= OBJECTIVE =
Quote the whole listing word for word, please.

═══ SOURCE RECORDS

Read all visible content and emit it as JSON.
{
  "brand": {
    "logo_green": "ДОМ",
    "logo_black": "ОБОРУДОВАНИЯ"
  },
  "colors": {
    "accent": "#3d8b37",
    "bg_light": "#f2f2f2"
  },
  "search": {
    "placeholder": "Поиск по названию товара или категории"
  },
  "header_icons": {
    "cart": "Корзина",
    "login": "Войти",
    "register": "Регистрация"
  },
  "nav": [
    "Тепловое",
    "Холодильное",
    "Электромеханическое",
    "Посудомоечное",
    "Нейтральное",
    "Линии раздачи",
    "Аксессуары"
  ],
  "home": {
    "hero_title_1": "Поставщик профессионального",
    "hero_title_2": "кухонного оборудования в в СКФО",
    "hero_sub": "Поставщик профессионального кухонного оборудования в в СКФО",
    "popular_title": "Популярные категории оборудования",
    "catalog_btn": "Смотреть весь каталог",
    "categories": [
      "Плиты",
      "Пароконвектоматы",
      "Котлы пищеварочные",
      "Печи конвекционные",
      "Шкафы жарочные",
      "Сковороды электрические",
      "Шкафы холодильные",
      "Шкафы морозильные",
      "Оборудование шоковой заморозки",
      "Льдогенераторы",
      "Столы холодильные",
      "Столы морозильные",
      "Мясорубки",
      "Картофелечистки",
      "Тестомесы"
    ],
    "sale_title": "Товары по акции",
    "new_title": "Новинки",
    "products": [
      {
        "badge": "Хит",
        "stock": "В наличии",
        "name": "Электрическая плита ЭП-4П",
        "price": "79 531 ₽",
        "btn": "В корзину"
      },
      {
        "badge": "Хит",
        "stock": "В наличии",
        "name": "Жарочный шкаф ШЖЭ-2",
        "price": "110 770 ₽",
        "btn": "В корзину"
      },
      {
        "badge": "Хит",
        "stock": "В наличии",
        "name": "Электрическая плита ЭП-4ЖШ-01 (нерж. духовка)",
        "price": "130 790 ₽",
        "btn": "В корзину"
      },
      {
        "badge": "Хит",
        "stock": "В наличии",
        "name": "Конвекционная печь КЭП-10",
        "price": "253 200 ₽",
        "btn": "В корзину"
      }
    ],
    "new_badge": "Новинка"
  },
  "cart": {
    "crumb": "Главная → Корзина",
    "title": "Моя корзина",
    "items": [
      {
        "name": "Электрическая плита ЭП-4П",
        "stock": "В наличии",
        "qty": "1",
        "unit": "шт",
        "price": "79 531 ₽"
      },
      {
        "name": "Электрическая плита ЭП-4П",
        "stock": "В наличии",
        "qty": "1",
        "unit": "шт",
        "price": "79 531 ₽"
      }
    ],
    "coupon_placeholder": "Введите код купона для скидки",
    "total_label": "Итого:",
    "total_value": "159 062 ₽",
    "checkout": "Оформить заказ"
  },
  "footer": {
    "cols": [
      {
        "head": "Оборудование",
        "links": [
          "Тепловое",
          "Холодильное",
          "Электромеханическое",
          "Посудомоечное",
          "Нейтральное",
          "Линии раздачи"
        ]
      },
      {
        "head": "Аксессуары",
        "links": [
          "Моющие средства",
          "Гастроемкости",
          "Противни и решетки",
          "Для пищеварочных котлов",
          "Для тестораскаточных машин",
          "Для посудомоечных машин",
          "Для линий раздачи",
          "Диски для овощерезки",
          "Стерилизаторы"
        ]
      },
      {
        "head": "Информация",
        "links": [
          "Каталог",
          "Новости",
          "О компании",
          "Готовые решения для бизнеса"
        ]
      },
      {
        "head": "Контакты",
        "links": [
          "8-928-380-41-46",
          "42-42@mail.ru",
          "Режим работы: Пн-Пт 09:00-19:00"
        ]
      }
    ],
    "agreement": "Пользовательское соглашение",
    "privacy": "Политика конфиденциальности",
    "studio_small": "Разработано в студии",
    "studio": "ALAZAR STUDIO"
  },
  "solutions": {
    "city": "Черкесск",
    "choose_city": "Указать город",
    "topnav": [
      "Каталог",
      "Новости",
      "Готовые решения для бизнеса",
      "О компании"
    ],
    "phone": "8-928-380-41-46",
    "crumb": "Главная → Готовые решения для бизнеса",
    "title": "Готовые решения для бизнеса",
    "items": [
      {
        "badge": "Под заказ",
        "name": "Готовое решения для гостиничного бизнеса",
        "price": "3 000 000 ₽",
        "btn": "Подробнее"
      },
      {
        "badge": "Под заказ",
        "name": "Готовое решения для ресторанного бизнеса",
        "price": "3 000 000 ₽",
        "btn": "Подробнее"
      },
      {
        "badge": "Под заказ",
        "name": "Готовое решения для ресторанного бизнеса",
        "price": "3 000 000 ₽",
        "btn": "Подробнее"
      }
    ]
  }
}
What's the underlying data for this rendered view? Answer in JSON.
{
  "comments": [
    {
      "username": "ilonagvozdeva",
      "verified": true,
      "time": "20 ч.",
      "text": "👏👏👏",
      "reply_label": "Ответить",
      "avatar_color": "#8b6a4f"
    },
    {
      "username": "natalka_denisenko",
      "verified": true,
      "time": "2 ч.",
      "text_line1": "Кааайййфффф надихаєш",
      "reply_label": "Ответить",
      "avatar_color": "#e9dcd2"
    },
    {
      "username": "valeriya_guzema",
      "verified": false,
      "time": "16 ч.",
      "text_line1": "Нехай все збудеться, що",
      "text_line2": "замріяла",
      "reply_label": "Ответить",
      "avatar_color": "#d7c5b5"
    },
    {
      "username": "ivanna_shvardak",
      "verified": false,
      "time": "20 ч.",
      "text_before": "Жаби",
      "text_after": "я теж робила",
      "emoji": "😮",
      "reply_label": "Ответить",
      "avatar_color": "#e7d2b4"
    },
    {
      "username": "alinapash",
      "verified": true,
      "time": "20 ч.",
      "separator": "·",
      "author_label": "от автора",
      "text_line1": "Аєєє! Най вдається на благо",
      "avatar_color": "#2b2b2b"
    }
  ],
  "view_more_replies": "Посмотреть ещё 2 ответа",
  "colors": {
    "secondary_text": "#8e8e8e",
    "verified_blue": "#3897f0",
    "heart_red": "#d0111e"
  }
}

══════

= RESULT FOR THIS EXERCISE =
Read all visible content and emit it as JSON.
{
  "brand": {
    "logo_green": "ДОМ",
    "logo_black": "ОБОРУДОВАНИЯ"
  },
  "colors": {
    "accent": "#3d8b37",
    "bg_light": "#f2f2f2"
  },
  "search": {
    "placeholder": "Поиск по названию товара или категории"
  },
  "header_icons": {
    "cart": "Корзина",
    "login": "Войти",
    "register": "Регистрация"
  },
  "nav": [
    "Тепловое",
    "Холодильное",
    "Электромеханическое",
    "Посудомоечное",
    "Нейтральное",
    "Линии раздачи",
    "Аксессуары"
  ],
  "home": {
    "hero_title_1": "Поставщик профессионального",
    "hero_title_2": "кухонного оборудования в в СКФО",
    "hero_sub": "Поставщик профессионального кухонного оборудования в в СКФО",
    "popular_title": "Популярные категории оборудования",
    "catalog_btn": "Смотреть весь каталог",
    "categories": [
      "Плиты",
      "Пароконвектоматы",
      "Котлы пищеварочные",
      "Печи конвекционные",
      "Шкафы жарочные",
      "Сковороды электрические",
      "Шкафы холодильные",
      "Шкафы морозильные",
      "Оборудование шоковой заморозки",
      "Льдогенераторы",
      "Столы холодильные",
      "Столы морозильные",
      "Мясорубки",
      "Картофелечистки",
      "Тестомесы"
    ],
    "sale_title": "Товары по акции",
    "new_title": "Новинки",
    "products": [
      {
        "badge": "Хит",
        "stock": "В наличии",
        "name": "Электрическая плита ЭП-4П",
        "price": "79 531 ₽",
        "btn": "В корзину"
      },
      {
        "badge": "Хит",
        "stock": "В наличии",
        "name": "Жарочный шкаф ШЖЭ-2",
        "price": "110 770 ₽",
        "btn": "В корзину"
      },
      {
        "badge": "Хит",
        "stock": "В наличии",
        "name": "Электрическая плита ЭП-4ЖШ-01 (нерж. духовка)",
        "price": "130 790 ₽",
        "btn": "В корзину"
      },
      {
        "badge": "Хит",
        "stock": "В наличии",
        "name": "Конвекционная печь КЭП-10",
        "price": "253 200 ₽",
        "btn": "В корзину"
      }
    ],
    "new_badge": "Новинка"
  },
  "cart": {
    "crumb": "Главная → Корзина",
    "title": "Моя корзина",
    "items": [
      {
        "name": "Электрическая плита ЭП-4П",
        "stock": "В наличии",
        "qty": "1",
        "unit": "шт",
        "price": "79 531 ₽"
      },
      {
        "name": "Электрическая плита ЭП-4П",
        "stock": "В наличии",
        "qty": "1",
        "unit": "шт",
        "price": "79 531 ₽"
      }
    ],
    "coupon_placeholder": "Введите код купона для скидки",
    "total_label": "Итого:",
    "total_value": "159 062 ₽",
    "checkout": "Оформить заказ"
  },
  "footer": {
    "cols": [
      {
        "head": "Оборудование",
        "links": [
          "Тепловое",
          "Холодильное",
          "Электромеханическое",
          "Посудомоечное",
          "Нейтральное",
          "Линии раздачи"
        ]
      },
      {
        "head": "Аксессуары",
        "links": [
          "Моющие средства",
          "Гастроемкости",
          "Противни и решетки",
          "Для пищеварочных котлов",
          "Для тестораскаточных машин",
          "Для посудомоечных машин",
          "Для линий раздачи",
          "Диски для овощерезки",
          "Стерилизаторы"
        ]
      },
      {
        "head": "Информация",
        "links": [
          "Каталог",
          "Новости",
          "О компании",
          "Готовые решения для бизнеса"
        ]
      },
      {
        "head": "Контакты",
        "links": [
          "8-928-380-41-46",
          "42-42@mail.ru",
          "Режим работы: Пн-Пт 09:00-19:00"
        ]
      }
    ],
    "agreement": "Пользовательское соглашение",
    "privacy": "Политика конфиденциальности",
    "studio_small": "Разработано в студии",
    "studio": "ALAZAR STUDIO"
  },
  "solutions": {
    "city": "Черкесск",
    "choose_city": "Указать город",
    "topnav": [
      "Каталог",
      "Новости",
      "Готовые решения для бизнеса",
      "О компании"
    ],
    "phone": "8-928-380-41-46",
    "crumb": "Главная → Готовые решения для бизнеса",
    "title": "Готовые решения для бизнеса",
    "items": [
      {
        "badge": "Под заказ",
        "name": "Готовое решения для гостиничного бизнеса",
        "price": "3 000 000 ₽",
        "btn": "Подробнее"
      },
      {
        "badge": "Под заказ",
        "name": "Готовое решения для ресторанного бизнеса",
        "price": "3 000 000 ₽",
        "btn": "Подробнее"
      },
      {
        "badge": "Под заказ",
        "name": "Готовое решения для ресторанного бизнеса",
        "price": "3 000 000 ₽",
        "btn": "Подробнее"
      }
    ]
  }
}
What's the underlying data for this rendered view? Answer in JSON.
{
  "comments": [
    {
      "username": "ilonagvozdeva",
      "verified": true,
      "time": "20 ч.",
      "text": "👏👏👏",
      "reply_label": "Ответить",
      "avatar_color": "#8b6a4f"
    },
    {
      "username": "natalka_denisenko",
      "verified": true,
      "time": "2 ч.",
      "text_line1": "Кааайййфффф надихаєш",
      "reply_label": "Ответить",
      "avatar_color": "#e9dcd2"
    },
    {
      "username": "valeriya_guzema",
      "verified": false,
      "time": "16 ч.",
      "text_line1": "Нехай все збудеться, що",
      "text_line2": "замріяла",
      "reply_label": "Ответить",
      "avatar_color": "#d7c5b5"
    },
    {
      "username": "ivanna_shvardak",
      "verified": false,
      "time": "20 ч.",
      "text_before": "Жаби",
      "text_after": "я теж робила",
      "emoji": "😮",
      "reply_label": "Ответить",
      "avatar_color": "#e7d2b4"
    },
    {
      "username": "alinapash",
      "verified": true,
      "time": "20 ч.",
      "separator": "·",
      "author_label": "от автора",
      "text_line1": "Аєєє! Най вдається на благо",
      "avatar_color": "#2b2b2b"
    }
  ],
  "view_more_replies": "Посмотреть ещё 2 ответа",
  "colors": {
    "secondary_text": "#8e8e8e",
    "verified_blue": "#3897f0",
    "heart_red": "#d0111e"
  }
}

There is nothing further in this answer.